Start of Data supplied

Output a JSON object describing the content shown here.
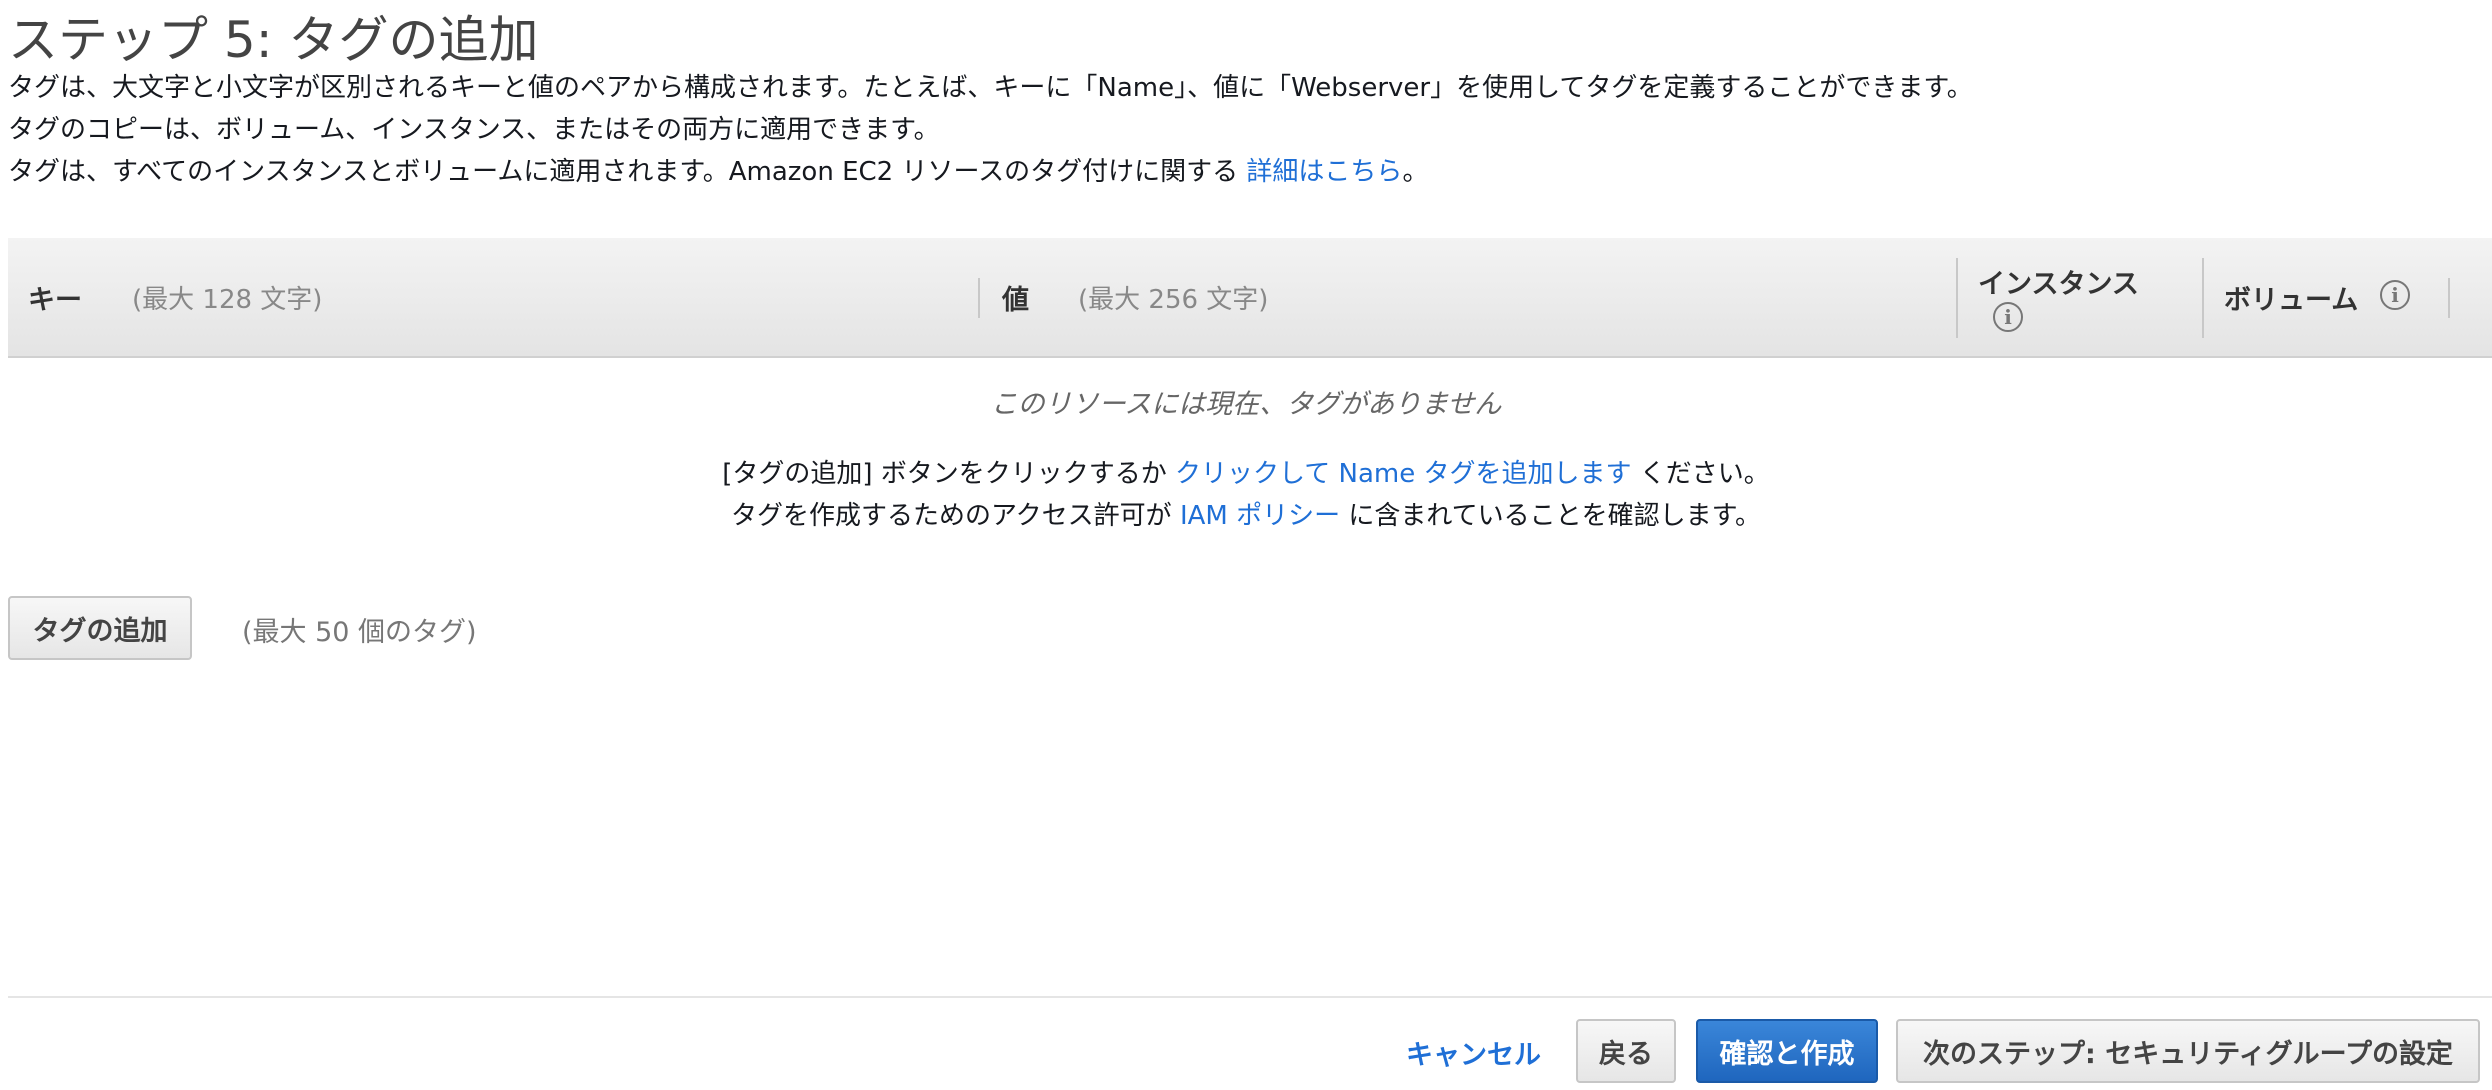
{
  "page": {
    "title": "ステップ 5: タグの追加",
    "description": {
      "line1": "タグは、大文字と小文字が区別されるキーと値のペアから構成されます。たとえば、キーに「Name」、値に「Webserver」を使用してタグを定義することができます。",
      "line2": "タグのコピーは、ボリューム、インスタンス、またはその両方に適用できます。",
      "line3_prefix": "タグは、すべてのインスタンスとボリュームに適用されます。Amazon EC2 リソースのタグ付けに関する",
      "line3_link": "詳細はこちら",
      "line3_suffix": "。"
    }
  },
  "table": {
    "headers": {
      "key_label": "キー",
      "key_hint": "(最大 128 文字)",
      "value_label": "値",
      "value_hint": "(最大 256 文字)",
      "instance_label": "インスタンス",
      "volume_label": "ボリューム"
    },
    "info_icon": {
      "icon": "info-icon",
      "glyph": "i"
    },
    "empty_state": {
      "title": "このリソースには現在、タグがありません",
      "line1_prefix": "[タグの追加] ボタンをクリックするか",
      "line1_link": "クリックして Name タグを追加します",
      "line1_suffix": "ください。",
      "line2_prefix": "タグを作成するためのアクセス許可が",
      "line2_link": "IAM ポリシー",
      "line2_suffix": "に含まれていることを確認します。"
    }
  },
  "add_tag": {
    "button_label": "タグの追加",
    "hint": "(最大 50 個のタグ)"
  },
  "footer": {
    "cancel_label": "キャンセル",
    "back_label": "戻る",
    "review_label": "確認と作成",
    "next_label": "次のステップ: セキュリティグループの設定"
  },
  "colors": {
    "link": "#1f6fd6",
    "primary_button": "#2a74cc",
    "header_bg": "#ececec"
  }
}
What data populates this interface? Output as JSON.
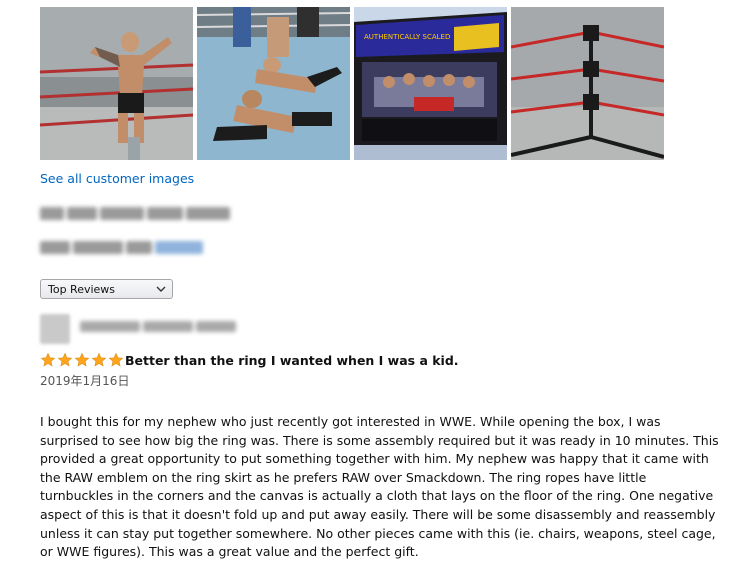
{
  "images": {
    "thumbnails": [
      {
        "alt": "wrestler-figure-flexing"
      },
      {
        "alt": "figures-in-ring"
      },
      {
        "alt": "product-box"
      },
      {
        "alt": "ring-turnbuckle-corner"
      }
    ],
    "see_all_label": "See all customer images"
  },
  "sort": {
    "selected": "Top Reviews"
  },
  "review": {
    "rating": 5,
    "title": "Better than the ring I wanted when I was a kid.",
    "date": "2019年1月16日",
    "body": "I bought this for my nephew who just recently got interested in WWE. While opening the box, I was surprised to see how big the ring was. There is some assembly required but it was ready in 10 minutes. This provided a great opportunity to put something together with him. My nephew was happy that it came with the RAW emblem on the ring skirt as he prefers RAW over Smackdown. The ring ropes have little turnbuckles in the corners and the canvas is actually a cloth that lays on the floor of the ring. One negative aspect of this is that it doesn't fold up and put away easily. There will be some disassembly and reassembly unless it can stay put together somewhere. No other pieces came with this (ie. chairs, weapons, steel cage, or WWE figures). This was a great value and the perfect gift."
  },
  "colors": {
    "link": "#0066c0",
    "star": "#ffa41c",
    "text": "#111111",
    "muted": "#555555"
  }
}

End of Data supplied

The problem =>
Search the records above for "title". Copy each line where it is found.

Solution for this exercise =>
    "title": "ステップ 5: タグの追加",
      "title": "このリソースには現在、タグがありません",
    "title": "Better than the ring I wanted when I was a kid.",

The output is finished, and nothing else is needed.